» **SELECTED TEXT**:

Creating quality scientific plots is an important skill for the researchers in STEM fields. The most frequent scientific plots are a handful. Whether you are analyzing data, presenting results, or exploring complex relationships, having a solid understanding of these different plot types can help you better convey your findings.
Common Python Plots
Common python plots include line plot, bar graph, histogram, box plot, scatter plot, heatmap, images, and box plots. Let us learn how to create each of these plots using some dummy data.
Line Plot
Perhaps the most basic plot is line plot. The line plot, also known as a line graph, is a popular plot type used to show trends over one variable or across different categories.
The X-axis represents the independent variable, and the Y-axis represents the dependent variable. This plot type is particularly useful when you want to compare multiple datasets or trends in the same plot. Line plot can also be used to show the trend of more than one dependent variables with respect to one independent variable.
The following code shows how to plot a basic line plot using Python programming language.
# Import librarires
import numpy as np
from os import path
import matplotlib.pyplot as plt
def main():
# Set plotting parameters
labelsize = 12
width = 5
height = width / 1.618
plt.rc("font", family="serif")
plt.rc("xtick", labelsize=labelsize)
plt.rc("ytick", labelsize=labelsize)
plt.rc("axes", labelsize=labelsize)
fig1, ax = plt.subplots()
fig1.subplots_adjust(left=0.16, bottom=0.2, right=0.99, top=0.97)
# Generate dummy data
N = 10
x = np.arange(N)
y = x**3 + 2 * x + 2
p1 = np.poly1d(np.polyfit(x, y, 1))
p2 = np.poly1d(np.polyfit(x, y, 2))
plt.plot(x, p1(x), color="k", label="line 1")
plt.plot(x, p2(x), color="b", label="line 2", linestyle=":")
plt.xlabel("x")
plt.ylabel("y=f(x)")
plt.legend()
plt.show()
# Save the graph
fig1.set_size_inches(width, height)
plt.savefig(path.join("graphs", "graph.jpeg"), dpi=150)
plt.close()
if __name__ == "__main__":
main()
If you are looking for a detailed tutorial on line plots which has two dependent variables in multiple axes, please see the post https://intuitivetutorial.com/2021/05/28/python-matplotlib-tip-overlapping-curves-and-multiple-axes/.
Bar plot
Bar plot is similar to line plot but it can be used to show the change of one or more discrete variables with respect to a common variable. This type of plot is useful for showing the relative size of different groups or comparing data across different groups.
The X-axis represents the categories, and the Y-axis represents the value of the data. The following code shows template code for a bar plot in python.
# Import librarires
import numpy as np
from os import path
import matplotlib.pyplot as plt
def main():
# Set plotting parameters
width = 5
height = 3.5
fig1, ax = plt.subplots()
fig1.subplots_adjust(left=0.16, bottom=0.2, right=0.97, top=0.97)
# Generate dummy data
N = 10
x = np.arange(N)
y = x**2 + 2
plt.bar(x, y, color="k")
plt.xlabel("x")
plt.ylabel("y")
# Save the graph
fig1.set_size_inches(width, height)

» **EXTRACTED RECORDS**:
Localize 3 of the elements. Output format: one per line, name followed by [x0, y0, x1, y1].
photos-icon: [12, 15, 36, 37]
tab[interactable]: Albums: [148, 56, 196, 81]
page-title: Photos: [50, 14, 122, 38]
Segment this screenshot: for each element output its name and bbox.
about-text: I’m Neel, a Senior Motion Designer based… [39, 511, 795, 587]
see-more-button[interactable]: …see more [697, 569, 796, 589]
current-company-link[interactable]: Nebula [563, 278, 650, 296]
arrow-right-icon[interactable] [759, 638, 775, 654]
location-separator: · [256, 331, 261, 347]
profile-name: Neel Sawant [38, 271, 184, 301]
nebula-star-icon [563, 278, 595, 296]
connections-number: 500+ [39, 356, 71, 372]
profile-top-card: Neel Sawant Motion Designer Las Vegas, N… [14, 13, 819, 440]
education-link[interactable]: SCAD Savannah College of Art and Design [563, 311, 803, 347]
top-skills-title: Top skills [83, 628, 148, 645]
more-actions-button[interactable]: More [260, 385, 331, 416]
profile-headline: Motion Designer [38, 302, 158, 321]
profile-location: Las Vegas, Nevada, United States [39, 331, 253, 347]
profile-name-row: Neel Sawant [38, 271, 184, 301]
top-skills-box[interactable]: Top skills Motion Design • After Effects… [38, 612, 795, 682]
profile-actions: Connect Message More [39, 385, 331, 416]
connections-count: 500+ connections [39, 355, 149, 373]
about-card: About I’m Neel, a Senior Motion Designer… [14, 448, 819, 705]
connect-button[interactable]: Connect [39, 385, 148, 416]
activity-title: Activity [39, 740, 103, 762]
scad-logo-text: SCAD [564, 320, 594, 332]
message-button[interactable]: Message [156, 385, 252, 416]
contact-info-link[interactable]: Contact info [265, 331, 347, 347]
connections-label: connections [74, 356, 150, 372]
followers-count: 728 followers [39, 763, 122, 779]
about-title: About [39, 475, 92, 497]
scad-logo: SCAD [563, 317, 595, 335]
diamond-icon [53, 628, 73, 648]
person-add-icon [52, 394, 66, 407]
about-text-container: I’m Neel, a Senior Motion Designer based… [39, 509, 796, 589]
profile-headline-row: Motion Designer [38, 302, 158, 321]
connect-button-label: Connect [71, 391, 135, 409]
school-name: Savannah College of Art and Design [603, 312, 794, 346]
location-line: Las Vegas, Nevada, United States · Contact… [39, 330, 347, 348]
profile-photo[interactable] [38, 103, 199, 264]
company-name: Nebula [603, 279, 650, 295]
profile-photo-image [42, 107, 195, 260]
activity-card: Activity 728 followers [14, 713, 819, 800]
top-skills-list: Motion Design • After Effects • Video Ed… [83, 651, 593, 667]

» **INSTRUCTIONS FOR THE TASK**:
Can you restate the plotting tutorial between "The X-axis represents the independent" and "one independent variable.", inclusive, changing "X-axis" to "horizontal axis"?

» **EXERCISE OUTPUT**:
The horizontal axis represents the independent variable, and the Y-axis represents the dependent variable. This plot type is particularly useful when you want to compare multiple datasets or trends in the same plot. Line plot can also be used to show the trend of more than one dependent variables with respect to one independent variable.